Exercise details
Retype every entry exactly, character for character.

Material provided
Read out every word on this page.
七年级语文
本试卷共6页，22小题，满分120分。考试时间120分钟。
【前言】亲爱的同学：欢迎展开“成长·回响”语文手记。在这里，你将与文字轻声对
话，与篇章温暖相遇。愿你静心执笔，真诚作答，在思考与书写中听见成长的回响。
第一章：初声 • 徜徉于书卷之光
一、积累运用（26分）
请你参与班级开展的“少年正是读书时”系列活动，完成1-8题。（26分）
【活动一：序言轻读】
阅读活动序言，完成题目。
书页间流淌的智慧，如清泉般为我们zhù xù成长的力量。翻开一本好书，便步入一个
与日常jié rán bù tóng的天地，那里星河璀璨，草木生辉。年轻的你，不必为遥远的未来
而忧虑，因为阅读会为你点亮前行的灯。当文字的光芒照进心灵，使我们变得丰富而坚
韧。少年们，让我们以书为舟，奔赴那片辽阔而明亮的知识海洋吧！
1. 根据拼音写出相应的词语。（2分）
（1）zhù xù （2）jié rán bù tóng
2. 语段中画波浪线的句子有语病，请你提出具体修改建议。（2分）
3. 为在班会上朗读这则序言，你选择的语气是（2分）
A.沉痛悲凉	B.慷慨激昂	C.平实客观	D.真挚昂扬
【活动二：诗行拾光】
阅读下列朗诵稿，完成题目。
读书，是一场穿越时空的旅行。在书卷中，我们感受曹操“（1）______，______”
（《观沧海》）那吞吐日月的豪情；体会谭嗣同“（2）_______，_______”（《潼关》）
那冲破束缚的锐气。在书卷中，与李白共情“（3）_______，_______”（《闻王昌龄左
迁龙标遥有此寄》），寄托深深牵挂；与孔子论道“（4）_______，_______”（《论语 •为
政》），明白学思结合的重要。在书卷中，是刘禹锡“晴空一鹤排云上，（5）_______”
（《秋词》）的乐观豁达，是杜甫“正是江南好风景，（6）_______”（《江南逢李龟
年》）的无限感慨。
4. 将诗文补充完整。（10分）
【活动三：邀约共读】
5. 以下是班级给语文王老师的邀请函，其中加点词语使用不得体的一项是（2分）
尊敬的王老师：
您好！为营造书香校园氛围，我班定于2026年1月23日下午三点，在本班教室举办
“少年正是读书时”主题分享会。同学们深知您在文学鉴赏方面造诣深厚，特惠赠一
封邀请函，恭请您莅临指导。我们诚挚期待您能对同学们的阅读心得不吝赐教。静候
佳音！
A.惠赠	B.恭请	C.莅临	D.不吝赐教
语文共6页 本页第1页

Correct answer
Read out every word on this page.
七年级语文
本试卷共6页，22小题，满分120分。考试时间120分钟。
【前言】亲爱的同学：欢迎展开“成长·回响”语文手记。在这里，你将与文字轻声对
话，与篇章温暖相遇。愿你静心执笔，真诚作答，在思考与书写中听见成长的回响。
第一章：初声 • 徜徉于书卷之光
一、积累运用（26分）
请你参与班级开展的“少年正是读书时”系列活动，完成1-8题。（26分）
【活动一：序言轻读】
阅读活动序言，完成题目。
书页间流淌的智慧，如清泉般为我们zhù xù成长的力量。翻开一本好书，便步入一个
与日常jié rán bù tóng的天地，那里星河璀璨，草木生辉。年轻的你，不必为遥远的未来
而忧虑，因为阅读会为你点亮前行的灯。当文字的光芒照进心灵，使我们变得丰富而坚
韧。少年们，让我们以书为舟，奔赴那片辽阔而明亮的知识海洋吧！
1. 根据拼音写出相应的词语。（2分）
（1）zhù xù （2）jié rán bù tóng
2. 语段中画波浪线的句子有语病，请你提出具体修改建议。（2分）
3. 为在班会上朗读这则序言，你选择的语气是（2分）
A.沉痛悲凉	B.慷慨激昂	C.平实客观	D.真挚昂扬
【活动二：诗行拾光】
阅读下列朗诵稿，完成题目。
读书，是一场穿越时空的旅行。在书卷中，我们感受曹操“（1）______，______”
（《观沧海》）那吞吐日月的豪情；体会谭嗣同“（2）_______，_______”（《潼关》）
那冲破束缚的锐气。在书卷中，与李白共情“（3）_______，_______”（《闻王昌龄左
迁龙标遥有此寄》），寄托深深牵挂；与孔子论道“（4）_______，_______”（《论语 •为
政》），明白学思结合的重要。在书卷中，是刘禹锡“晴空一鹤排云上，（5）_______”
（《秋词》）的乐观豁达，是杜甫“正是江南好风景，（6）_______”（《江南逢李龟
年》）的无限感慨。
4. 将诗文补充完整。（10分）
【活动三：邀约共读】
5. 以下是班级给语文王老师的邀请函，其中加点词语使用不得体的一项是（2分）
尊敬的王老师：
您好！为营造书香校园氛围，我班定于2026年1月23日下午三点，在本班教室举办
“少年正是读书时”主题分享会。同学们深知您在文学鉴赏方面造诣深厚，特惠赠一
封邀请函，恭请您莅临指导。我们诚挚期待您能对同学们的阅读心得不吝赐教。静候
佳音！
A.惠赠	B.恭请	C.莅临	D.不吝赐教
语文共6页 本页第1页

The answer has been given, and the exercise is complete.